[Extracted data]
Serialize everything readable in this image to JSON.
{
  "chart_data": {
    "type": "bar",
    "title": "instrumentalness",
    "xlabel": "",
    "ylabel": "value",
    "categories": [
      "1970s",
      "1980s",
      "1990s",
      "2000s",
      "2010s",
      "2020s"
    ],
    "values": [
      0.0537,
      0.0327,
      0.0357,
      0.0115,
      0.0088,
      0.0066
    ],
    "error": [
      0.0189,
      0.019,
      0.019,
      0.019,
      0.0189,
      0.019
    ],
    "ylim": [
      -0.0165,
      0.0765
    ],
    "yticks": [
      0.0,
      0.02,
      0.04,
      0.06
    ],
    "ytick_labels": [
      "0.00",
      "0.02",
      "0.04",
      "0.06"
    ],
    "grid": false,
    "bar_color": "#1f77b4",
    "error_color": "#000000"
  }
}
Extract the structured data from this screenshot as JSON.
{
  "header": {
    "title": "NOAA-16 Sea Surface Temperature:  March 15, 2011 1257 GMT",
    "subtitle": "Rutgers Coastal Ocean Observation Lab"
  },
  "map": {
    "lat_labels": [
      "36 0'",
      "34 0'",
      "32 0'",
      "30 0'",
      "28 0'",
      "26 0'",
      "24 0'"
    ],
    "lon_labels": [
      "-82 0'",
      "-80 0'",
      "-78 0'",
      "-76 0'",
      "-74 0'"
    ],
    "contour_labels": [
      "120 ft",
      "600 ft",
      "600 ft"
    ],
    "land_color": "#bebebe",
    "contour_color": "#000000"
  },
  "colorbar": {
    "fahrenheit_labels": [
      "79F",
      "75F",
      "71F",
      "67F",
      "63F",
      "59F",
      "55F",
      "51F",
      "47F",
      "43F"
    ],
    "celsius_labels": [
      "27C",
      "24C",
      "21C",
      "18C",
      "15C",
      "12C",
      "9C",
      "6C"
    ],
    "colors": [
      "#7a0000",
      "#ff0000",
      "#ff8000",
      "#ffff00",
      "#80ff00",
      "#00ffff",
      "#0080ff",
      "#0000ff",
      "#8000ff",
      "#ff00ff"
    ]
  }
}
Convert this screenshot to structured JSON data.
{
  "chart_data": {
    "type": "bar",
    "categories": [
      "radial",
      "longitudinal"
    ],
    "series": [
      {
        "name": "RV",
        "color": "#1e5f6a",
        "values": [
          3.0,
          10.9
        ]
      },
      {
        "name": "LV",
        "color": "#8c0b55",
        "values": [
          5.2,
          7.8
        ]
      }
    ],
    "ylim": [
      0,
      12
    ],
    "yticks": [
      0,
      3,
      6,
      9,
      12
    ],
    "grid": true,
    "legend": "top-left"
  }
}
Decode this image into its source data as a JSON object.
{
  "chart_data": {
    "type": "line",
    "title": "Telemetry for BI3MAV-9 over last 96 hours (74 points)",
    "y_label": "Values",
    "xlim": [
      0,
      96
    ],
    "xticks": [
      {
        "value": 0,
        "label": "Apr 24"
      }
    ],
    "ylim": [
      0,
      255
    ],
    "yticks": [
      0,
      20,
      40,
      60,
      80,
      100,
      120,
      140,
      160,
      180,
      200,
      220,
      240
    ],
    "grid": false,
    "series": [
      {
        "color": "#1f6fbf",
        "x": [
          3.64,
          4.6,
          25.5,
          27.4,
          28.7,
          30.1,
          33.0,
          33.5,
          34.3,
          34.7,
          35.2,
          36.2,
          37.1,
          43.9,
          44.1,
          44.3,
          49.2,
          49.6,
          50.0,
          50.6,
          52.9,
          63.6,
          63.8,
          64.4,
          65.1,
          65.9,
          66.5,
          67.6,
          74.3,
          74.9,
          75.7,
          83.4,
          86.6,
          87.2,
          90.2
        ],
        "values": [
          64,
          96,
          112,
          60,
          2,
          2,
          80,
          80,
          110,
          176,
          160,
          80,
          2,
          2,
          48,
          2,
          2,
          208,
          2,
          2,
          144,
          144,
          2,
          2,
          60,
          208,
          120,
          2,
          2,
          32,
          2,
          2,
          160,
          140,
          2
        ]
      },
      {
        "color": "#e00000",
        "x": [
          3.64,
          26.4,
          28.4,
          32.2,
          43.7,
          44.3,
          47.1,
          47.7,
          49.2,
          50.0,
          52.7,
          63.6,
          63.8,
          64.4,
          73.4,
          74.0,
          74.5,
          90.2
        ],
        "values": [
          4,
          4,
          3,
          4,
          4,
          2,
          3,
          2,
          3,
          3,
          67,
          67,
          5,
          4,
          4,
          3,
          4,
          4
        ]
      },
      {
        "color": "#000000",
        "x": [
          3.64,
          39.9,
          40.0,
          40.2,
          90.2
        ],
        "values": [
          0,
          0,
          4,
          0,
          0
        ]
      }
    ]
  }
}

[Written task] Output all records verbatim.

[Solution]
Serialize everything readable in this image to JSON.
{
  "chart_data": {
    "type": "bar",
    "title": "instrumentalness",
    "xlabel": "",
    "ylabel": "value",
    "categories": [
      "1970s",
      "1980s",
      "1990s",
      "2000s",
      "2010s",
      "2020s"
    ],
    "values": [
      0.0537,
      0.0327,
      0.0357,
      0.0115,
      0.0088,
      0.0066
    ],
    "error": [
      0.0189,
      0.019,
      0.019,
      0.019,
      0.0189,
      0.019
    ],
    "ylim": [
      -0.0165,
      0.0765
    ],
    "yticks": [
      0.0,
      0.02,
      0.04,
      0.06
    ],
    "ytick_labels": [
      "0.00",
      "0.02",
      "0.04",
      "0.06"
    ],
    "grid": false,
    "bar_color": "#1f77b4",
    "error_color": "#000000"
  }
}
Extract the structured data from this screenshot as JSON.
{
  "header": {
    "title": "NOAA-16 Sea Surface Temperature:  March 15, 2011 1257 GMT",
    "subtitle": "Rutgers Coastal Ocean Observation Lab"
  },
  "map": {
    "lat_labels": [
      "36 0'",
      "34 0'",
      "32 0'",
      "30 0'",
      "28 0'",
      "26 0'",
      "24 0'"
    ],
    "lon_labels": [
      "-82 0'",
      "-80 0'",
      "-78 0'",
      "-76 0'",
      "-74 0'"
    ],
    "contour_labels": [
      "120 ft",
      "600 ft",
      "600 ft"
    ],
    "land_color": "#bebebe",
    "contour_color": "#000000"
  },
  "colorbar": {
    "fahrenheit_labels": [
      "79F",
      "75F",
      "71F",
      "67F",
      "63F",
      "59F",
      "55F",
      "51F",
      "47F",
      "43F"
    ],
    "celsius_labels": [
      "27C",
      "24C",
      "21C",
      "18C",
      "15C",
      "12C",
      "9C",
      "6C"
    ],
    "colors": [
      "#7a0000",
      "#ff0000",
      "#ff8000",
      "#ffff00",
      "#80ff00",
      "#00ffff",
      "#0080ff",
      "#0000ff",
      "#8000ff",
      "#ff00ff"
    ]
  }
}
Convert this screenshot to structured JSON data.
{
  "chart_data": {
    "type": "bar",
    "categories": [
      "radial",
      "longitudinal"
    ],
    "series": [
      {
        "name": "RV",
        "color": "#1e5f6a",
        "values": [
          3.0,
          10.9
        ]
      },
      {
        "name": "LV",
        "color": "#8c0b55",
        "values": [
          5.2,
          7.8
        ]
      }
    ],
    "ylim": [
      0,
      12
    ],
    "yticks": [
      0,
      3,
      6,
      9,
      12
    ],
    "grid": true,
    "legend": "top-left"
  }
}
Decode this image into its source data as a JSON object.
{
  "chart_data": {
    "type": "line",
    "title": "Telemetry for BI3MAV-9 over last 96 hours (74 points)",
    "y_label": "Values",
    "xlim": [
      0,
      96
    ],
    "xticks": [
      {
        "value": 0,
        "label": "Apr 24"
      }
    ],
    "ylim": [
      0,
      255
    ],
    "yticks": [
      0,
      20,
      40,
      60,
      80,
      100,
      120,
      140,
      160,
      180,
      200,
      220,
      240
    ],
    "grid": false,
    "series": [
      {
        "color": "#1f6fbf",
        "x": [
          3.64,
          4.6,
          25.5,
          27.4,
          28.7,
          30.1,
          33.0,
          33.5,
          34.3,
          34.7,
          35.2,
          36.2,
          37.1,
          43.9,
          44.1,
          44.3,
          49.2,
          49.6,
          50.0,
          50.6,
          52.9,
          63.6,
          63.8,
          64.4,
          65.1,
          65.9,
          66.5,
          67.6,
          74.3,
          74.9,
          75.7,
          83.4,
          86.6,
          87.2,
          90.2
        ],
        "values": [
          64,
          96,
          112,
          60,
          2,
          2,
          80,
          80,
          110,
          176,
          160,
          80,
          2,
          2,
          48,
          2,
          2,
          208,
          2,
          2,
          144,
          144,
          2,
          2,
          60,
          208,
          120,
          2,
          2,
          32,
          2,
          2,
          160,
          140,
          2
        ]
      },
      {
        "color": "#e00000",
        "x": [
          3.64,
          26.4,
          28.4,
          32.2,
          43.7,
          44.3,
          47.1,
          47.7,
          49.2,
          50.0,
          52.7,
          63.6,
          63.8,
          64.4,
          73.4,
          74.0,
          74.5,
          90.2
        ],
        "values": [
          4,
          4,
          3,
          4,
          4,
          2,
          3,
          2,
          3,
          3,
          67,
          67,
          5,
          4,
          4,
          3,
          4,
          4
        ]
      },
      {
        "color": "#000000",
        "x": [
          3.64,
          39.9,
          40.0,
          40.2,
          90.2
        ],
        "values": [
          0,
          0,
          4,
          0,
          0
        ]
      }
    ]
  }
}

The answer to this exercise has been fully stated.